### Exercise objective:
Without the pictures, reproduce the records that follow exactly.

### Provided material:
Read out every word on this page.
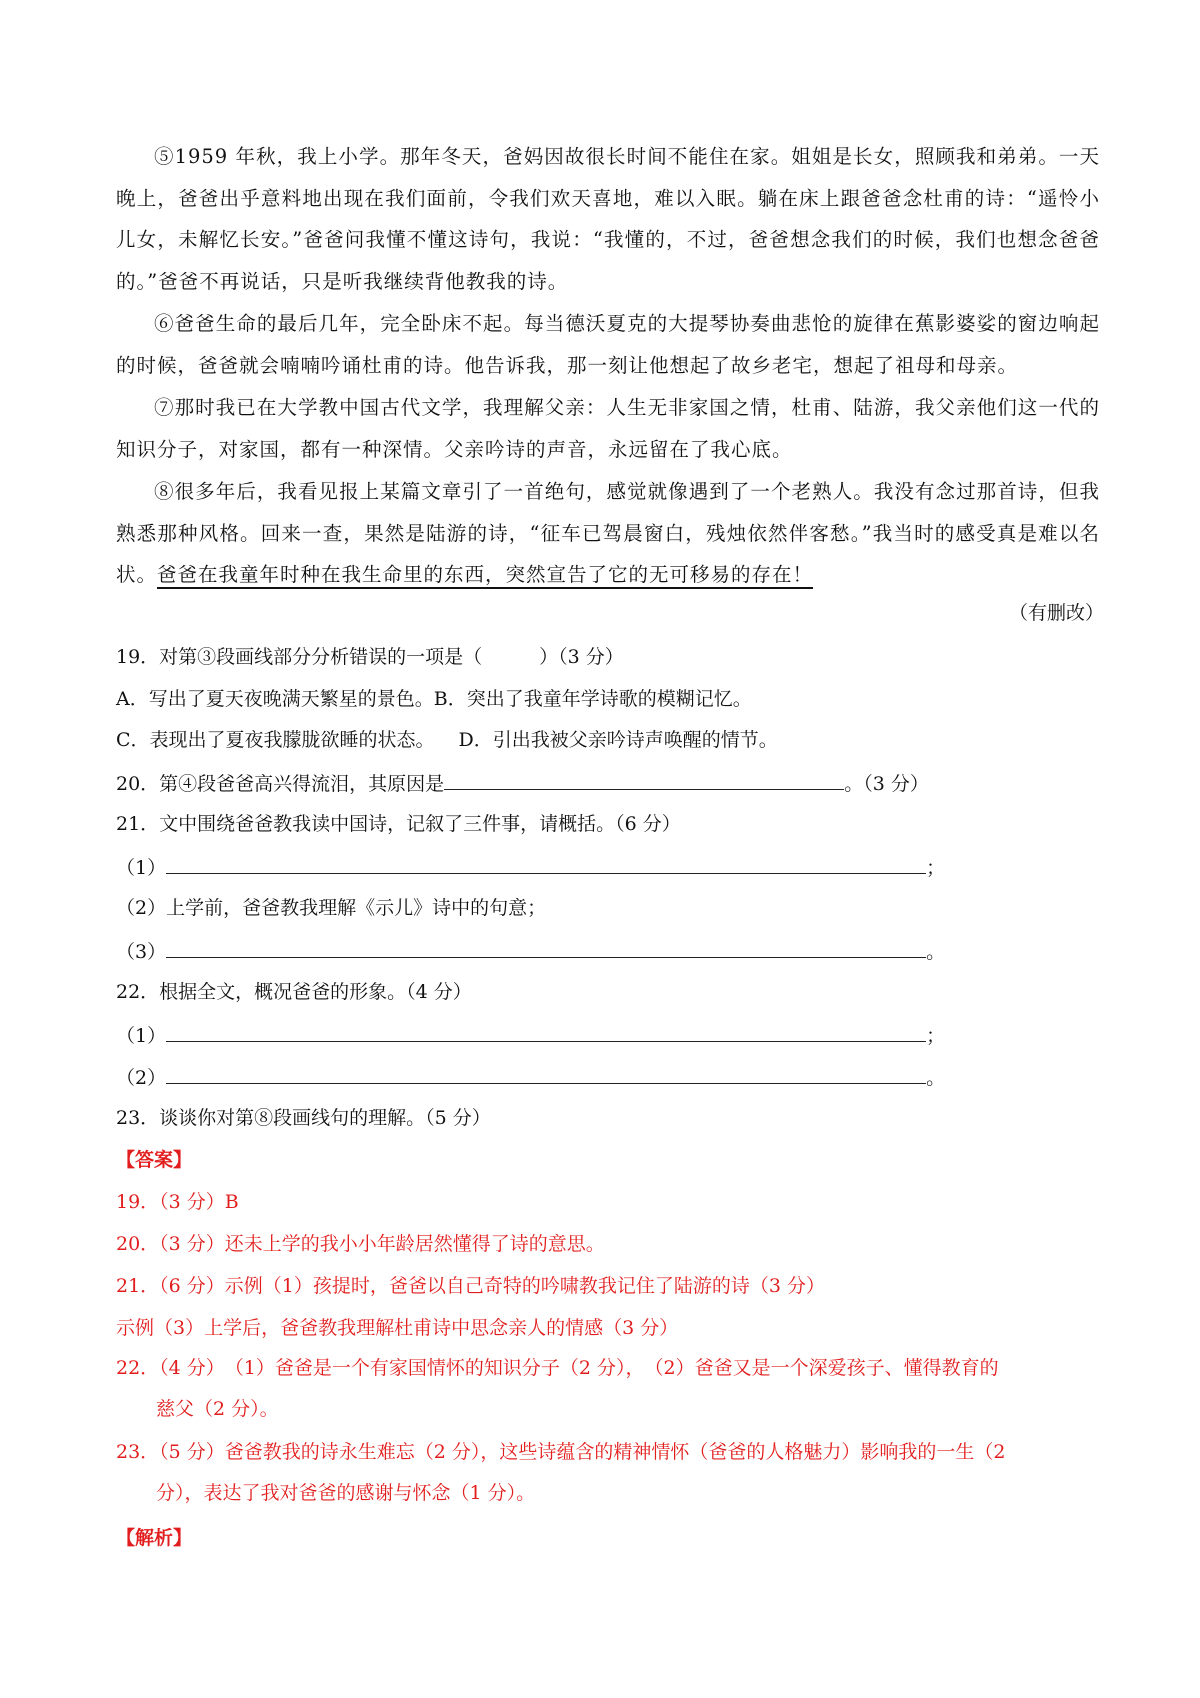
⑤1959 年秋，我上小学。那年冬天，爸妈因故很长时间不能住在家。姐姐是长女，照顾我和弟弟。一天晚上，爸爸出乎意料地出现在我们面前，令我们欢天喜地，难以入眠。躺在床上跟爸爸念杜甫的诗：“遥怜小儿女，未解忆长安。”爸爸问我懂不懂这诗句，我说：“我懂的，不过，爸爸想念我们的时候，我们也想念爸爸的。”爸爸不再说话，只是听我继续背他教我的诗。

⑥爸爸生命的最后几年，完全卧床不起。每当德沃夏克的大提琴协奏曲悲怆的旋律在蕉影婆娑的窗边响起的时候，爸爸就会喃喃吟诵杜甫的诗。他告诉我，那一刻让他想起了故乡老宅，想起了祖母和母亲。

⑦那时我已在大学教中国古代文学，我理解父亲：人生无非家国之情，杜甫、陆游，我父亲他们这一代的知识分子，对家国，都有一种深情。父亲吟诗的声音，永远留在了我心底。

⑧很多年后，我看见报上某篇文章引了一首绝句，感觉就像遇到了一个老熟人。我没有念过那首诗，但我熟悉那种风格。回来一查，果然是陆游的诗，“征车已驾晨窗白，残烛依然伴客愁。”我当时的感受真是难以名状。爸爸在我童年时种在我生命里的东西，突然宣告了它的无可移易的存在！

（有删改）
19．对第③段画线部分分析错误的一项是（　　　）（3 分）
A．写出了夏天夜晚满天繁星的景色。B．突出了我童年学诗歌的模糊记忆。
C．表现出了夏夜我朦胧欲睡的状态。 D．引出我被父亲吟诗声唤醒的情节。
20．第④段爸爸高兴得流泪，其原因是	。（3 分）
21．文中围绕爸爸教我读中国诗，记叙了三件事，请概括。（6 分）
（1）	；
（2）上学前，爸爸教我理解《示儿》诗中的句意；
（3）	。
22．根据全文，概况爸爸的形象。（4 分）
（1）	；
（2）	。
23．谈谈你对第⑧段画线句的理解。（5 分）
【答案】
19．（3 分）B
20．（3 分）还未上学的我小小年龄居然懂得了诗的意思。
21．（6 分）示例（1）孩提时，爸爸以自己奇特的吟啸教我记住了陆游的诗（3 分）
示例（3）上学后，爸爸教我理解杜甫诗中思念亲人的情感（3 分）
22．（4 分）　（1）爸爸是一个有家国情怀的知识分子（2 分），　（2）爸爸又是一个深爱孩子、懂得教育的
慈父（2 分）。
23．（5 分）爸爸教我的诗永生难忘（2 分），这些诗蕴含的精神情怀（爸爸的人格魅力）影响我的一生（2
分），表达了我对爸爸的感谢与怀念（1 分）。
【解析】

### Correct output:
Read out every word on this page.
⑤1959 年秋，我上小学。那年冬天，爸妈因故很长时间不能住在家。姐姐是长女，照顾我和弟弟。一天晚上，爸爸出乎意料地出现在我们面前，令我们欢天喜地，难以入眠。躺在床上跟爸爸念杜甫的诗：“遥怜小儿女，未解忆长安。”爸爸问我懂不懂这诗句，我说：“我懂的，不过，爸爸想念我们的时候，我们也想念爸爸的。”爸爸不再说话，只是听我继续背他教我的诗。

⑥爸爸生命的最后几年，完全卧床不起。每当德沃夏克的大提琴协奏曲悲怆的旋律在蕉影婆娑的窗边响起的时候，爸爸就会喃喃吟诵杜甫的诗。他告诉我，那一刻让他想起了故乡老宅，想起了祖母和母亲。

⑦那时我已在大学教中国古代文学，我理解父亲：人生无非家国之情，杜甫、陆游，我父亲他们这一代的知识分子，对家国，都有一种深情。父亲吟诗的声音，永远留在了我心底。

⑧很多年后，我看见报上某篇文章引了一首绝句，感觉就像遇到了一个老熟人。我没有念过那首诗，但我熟悉那种风格。回来一查，果然是陆游的诗，“征车已驾晨窗白，残烛依然伴客愁。”我当时的感受真是难以名状。爸爸在我童年时种在我生命里的东西，突然宣告了它的无可移易的存在！

（有删改）
19．对第③段画线部分分析错误的一项是（　　　）（3 分）
A．写出了夏天夜晚满天繁星的景色。B．突出了我童年学诗歌的模糊记忆。
C．表现出了夏夜我朦胧欲睡的状态。 D．引出我被父亲吟诗声唤醒的情节。
20．第④段爸爸高兴得流泪，其原因是	。（3 分）
21．文中围绕爸爸教我读中国诗，记叙了三件事，请概括。（6 分）
（1）	；
（2）上学前，爸爸教我理解《示儿》诗中的句意；
（3）	。
22．根据全文，概况爸爸的形象。（4 分）
（1）	；
（2）	。
23．谈谈你对第⑧段画线句的理解。（5 分）
【答案】
19．（3 分）B
20．（3 分）还未上学的我小小年龄居然懂得了诗的意思。
21．（6 分）示例（1）孩提时，爸爸以自己奇特的吟啸教我记住了陆游的诗（3 分）
示例（3）上学后，爸爸教我理解杜甫诗中思念亲人的情感（3 分）
22．（4 分）　（1）爸爸是一个有家国情怀的知识分子（2 分），　（2）爸爸又是一个深爱孩子、懂得教育的
慈父（2 分）。
23．（5 分）爸爸教我的诗永生难忘（2 分），这些诗蕴含的精神情怀（爸爸的人格魅力）影响我的一生（2
分），表达了我对爸爸的感谢与怀念（1 分）。
【解析】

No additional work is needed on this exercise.